• [TASK DIRECTIONS]: Review the listing and copy each line that holds the word "rank".
** start RECORDS FOR THIS TASK **
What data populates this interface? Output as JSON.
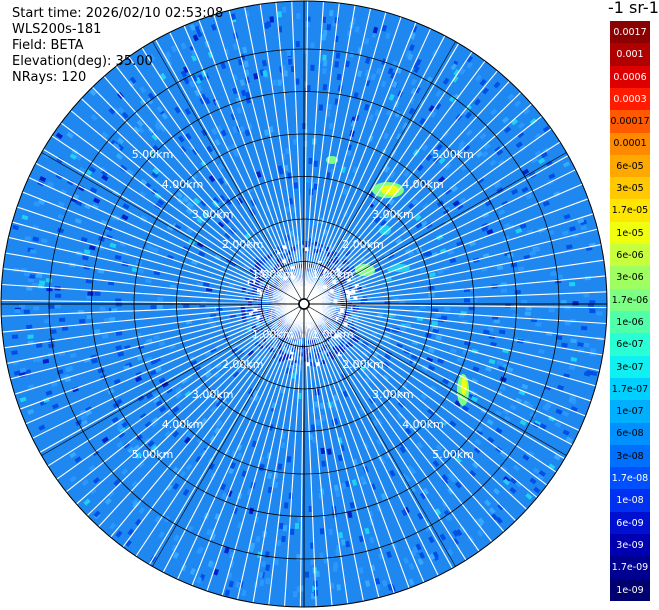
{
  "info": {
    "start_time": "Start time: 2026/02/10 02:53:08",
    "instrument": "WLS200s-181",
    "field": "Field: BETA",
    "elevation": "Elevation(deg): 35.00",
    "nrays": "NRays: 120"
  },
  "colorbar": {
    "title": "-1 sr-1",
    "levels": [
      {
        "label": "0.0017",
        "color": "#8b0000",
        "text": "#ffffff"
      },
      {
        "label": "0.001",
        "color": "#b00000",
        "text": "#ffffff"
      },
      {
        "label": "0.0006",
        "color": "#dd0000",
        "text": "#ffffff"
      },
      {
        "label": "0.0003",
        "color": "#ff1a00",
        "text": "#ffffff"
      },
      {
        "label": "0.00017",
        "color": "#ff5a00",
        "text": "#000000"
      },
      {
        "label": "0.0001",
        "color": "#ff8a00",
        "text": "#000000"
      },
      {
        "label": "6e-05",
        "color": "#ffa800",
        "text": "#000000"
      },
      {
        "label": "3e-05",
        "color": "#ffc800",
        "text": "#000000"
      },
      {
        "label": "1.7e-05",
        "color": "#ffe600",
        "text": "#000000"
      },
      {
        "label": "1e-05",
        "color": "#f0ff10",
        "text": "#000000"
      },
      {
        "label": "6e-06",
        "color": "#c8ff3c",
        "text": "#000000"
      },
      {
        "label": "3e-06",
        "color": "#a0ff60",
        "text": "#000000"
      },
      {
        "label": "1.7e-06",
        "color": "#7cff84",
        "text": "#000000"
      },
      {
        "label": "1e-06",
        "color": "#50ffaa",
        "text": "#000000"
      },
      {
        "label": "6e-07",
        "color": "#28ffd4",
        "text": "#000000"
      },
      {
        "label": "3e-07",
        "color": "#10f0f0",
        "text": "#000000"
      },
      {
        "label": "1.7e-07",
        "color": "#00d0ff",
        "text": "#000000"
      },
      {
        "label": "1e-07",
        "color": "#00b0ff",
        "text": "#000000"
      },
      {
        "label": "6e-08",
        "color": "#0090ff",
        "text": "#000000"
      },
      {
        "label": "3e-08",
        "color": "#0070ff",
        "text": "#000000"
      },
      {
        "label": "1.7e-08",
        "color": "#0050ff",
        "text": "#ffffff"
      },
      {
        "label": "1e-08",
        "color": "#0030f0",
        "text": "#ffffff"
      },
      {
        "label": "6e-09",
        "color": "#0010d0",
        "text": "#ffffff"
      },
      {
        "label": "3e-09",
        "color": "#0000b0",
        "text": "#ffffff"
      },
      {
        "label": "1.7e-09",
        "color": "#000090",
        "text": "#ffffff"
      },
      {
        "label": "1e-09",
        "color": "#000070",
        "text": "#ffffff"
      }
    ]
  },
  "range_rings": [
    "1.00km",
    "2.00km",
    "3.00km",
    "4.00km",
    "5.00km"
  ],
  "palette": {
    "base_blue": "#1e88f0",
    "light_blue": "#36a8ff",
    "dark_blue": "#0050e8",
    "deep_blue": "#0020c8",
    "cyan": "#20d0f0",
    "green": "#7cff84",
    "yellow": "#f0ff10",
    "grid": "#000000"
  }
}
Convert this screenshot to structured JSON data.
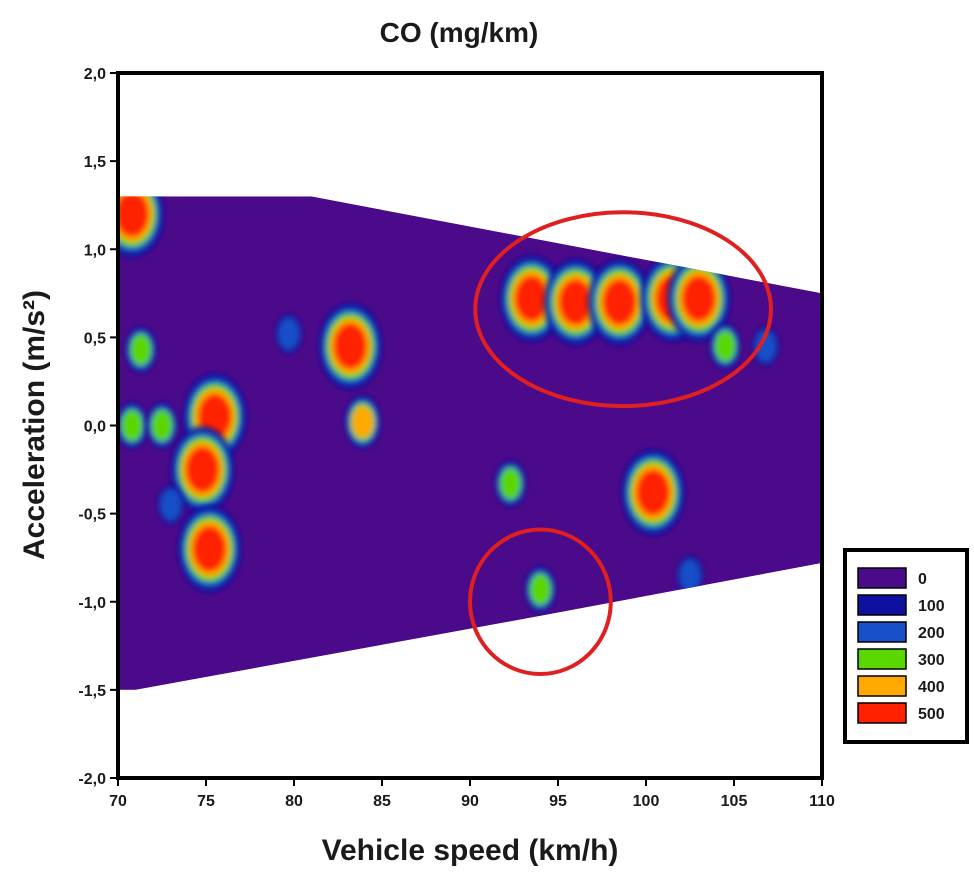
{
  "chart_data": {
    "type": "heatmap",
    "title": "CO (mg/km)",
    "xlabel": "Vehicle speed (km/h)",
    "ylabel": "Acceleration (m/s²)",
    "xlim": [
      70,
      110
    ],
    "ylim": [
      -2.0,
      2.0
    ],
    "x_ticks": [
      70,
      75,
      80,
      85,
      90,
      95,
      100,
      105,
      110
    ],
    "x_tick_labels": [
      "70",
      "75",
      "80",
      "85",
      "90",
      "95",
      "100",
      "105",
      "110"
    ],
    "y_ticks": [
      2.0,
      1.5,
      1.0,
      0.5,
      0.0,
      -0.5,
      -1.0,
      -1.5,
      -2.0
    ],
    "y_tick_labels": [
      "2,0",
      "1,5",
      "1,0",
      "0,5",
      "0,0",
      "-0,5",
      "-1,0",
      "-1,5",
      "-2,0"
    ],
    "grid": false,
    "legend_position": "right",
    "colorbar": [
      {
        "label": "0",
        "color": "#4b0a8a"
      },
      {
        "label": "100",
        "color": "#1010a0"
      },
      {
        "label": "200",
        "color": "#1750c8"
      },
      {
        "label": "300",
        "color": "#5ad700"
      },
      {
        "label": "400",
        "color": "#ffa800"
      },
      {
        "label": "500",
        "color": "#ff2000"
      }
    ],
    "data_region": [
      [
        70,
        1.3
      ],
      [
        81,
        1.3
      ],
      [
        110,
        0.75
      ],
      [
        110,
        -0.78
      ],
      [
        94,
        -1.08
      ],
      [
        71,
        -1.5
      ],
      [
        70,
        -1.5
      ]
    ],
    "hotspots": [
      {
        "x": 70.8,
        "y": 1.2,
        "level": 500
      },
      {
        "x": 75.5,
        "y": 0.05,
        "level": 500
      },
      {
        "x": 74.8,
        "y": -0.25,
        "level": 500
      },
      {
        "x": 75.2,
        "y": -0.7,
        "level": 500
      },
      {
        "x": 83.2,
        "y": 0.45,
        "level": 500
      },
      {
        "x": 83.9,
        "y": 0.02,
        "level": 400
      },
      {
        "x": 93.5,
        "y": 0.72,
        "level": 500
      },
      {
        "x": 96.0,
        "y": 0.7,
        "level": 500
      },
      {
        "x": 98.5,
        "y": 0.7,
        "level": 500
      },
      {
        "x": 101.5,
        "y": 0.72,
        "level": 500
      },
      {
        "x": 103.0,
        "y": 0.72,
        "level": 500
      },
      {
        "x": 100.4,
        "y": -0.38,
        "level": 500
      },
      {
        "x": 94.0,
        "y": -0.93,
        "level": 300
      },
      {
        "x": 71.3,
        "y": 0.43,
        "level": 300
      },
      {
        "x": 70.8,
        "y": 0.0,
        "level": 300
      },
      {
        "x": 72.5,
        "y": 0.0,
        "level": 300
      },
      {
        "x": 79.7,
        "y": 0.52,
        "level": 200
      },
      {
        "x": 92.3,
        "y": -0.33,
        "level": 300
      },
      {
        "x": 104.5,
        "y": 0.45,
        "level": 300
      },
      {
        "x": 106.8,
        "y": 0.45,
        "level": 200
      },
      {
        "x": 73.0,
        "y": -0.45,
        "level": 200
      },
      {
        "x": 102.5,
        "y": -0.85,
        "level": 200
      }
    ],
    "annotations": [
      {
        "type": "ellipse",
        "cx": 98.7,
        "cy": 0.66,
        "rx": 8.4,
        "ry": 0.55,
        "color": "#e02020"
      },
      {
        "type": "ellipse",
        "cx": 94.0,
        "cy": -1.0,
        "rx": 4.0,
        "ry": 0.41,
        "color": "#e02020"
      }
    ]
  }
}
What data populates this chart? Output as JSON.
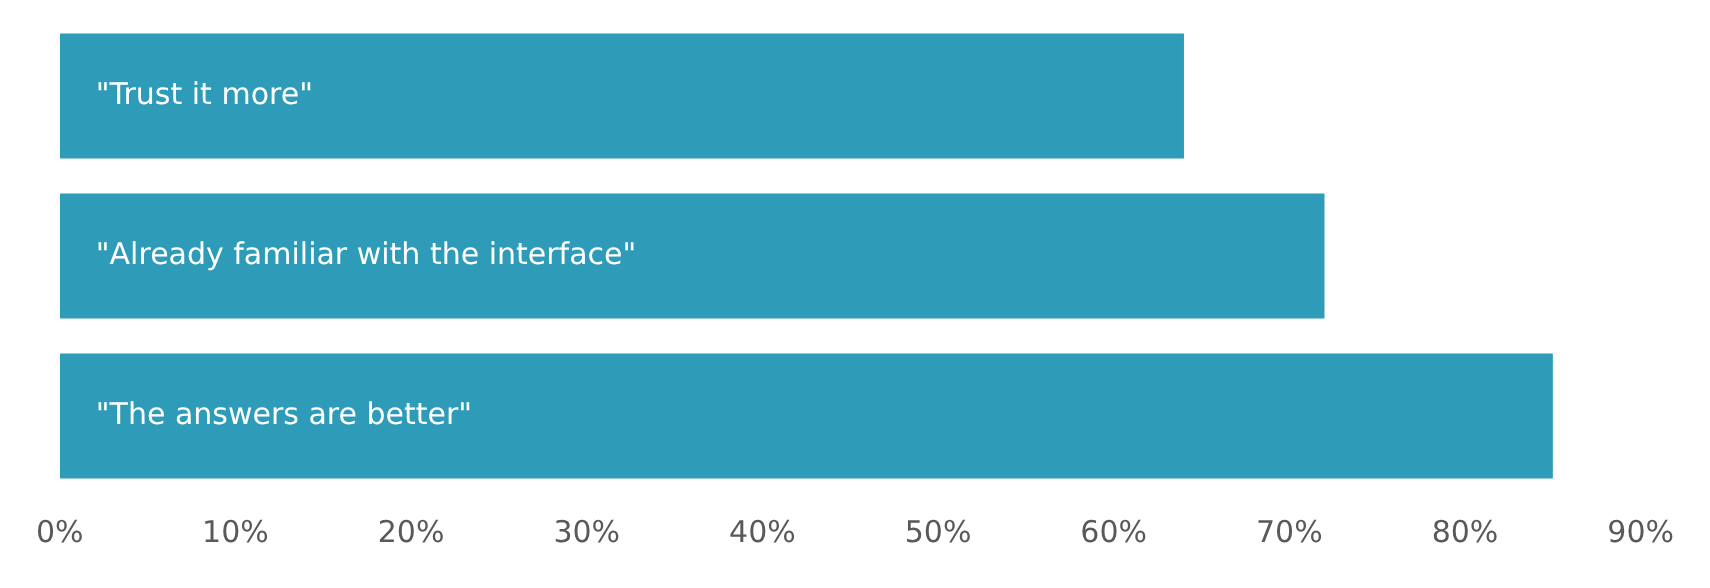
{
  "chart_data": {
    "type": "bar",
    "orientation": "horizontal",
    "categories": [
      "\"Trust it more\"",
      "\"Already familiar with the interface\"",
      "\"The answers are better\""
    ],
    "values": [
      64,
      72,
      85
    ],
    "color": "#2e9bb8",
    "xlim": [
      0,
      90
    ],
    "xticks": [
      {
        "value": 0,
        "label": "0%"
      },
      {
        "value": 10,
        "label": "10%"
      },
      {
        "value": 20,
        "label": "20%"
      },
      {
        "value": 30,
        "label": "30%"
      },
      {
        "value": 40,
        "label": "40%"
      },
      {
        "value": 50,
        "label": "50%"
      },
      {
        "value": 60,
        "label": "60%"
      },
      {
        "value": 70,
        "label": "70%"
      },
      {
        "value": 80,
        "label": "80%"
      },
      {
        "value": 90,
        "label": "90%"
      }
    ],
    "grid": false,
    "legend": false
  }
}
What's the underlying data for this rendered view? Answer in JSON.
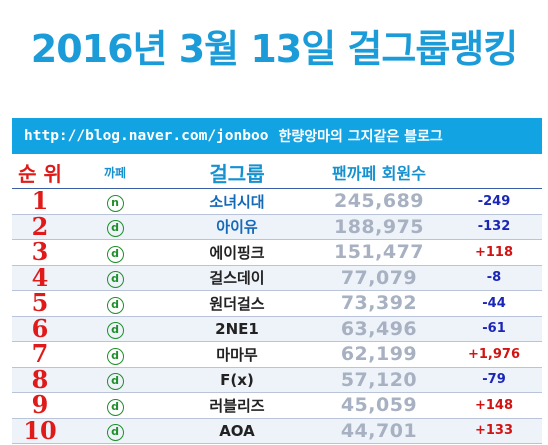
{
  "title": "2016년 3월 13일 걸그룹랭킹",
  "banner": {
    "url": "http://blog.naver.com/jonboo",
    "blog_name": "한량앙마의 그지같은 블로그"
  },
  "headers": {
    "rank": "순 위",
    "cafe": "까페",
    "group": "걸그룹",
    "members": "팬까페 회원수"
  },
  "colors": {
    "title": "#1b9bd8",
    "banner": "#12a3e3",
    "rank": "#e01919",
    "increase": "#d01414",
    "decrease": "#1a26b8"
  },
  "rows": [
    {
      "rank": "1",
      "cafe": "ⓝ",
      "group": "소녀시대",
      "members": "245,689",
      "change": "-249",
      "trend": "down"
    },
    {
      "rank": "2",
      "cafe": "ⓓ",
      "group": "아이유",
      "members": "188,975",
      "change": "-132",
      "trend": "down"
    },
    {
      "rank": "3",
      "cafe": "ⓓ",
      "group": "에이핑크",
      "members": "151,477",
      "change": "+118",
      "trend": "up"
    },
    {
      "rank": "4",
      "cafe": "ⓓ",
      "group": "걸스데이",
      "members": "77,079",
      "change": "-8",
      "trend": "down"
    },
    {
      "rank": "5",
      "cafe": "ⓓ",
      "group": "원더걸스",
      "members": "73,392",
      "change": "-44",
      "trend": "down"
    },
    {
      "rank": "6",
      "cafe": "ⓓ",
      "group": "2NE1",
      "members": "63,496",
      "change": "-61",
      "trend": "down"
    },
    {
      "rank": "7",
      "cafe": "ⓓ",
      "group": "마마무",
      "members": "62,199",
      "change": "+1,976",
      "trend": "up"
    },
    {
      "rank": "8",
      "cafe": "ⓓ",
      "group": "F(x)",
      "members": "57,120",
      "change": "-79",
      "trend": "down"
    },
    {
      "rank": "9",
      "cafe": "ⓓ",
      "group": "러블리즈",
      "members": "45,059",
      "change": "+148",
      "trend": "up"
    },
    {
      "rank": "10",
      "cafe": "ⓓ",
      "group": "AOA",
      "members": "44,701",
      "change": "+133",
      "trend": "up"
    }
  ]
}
** end RECORDS FOR THIS TASK **
• [OUTPUT BELOW]:
    "rank": "순 위",
    "rank": "#e01919",
      "rank": "1",
      "rank": "2",
      "rank": "3",
      "rank": "4",
      "rank": "5",
      "rank": "6",
      "rank": "7",
      "rank": "8",
      "rank": "9",
      "rank": "10",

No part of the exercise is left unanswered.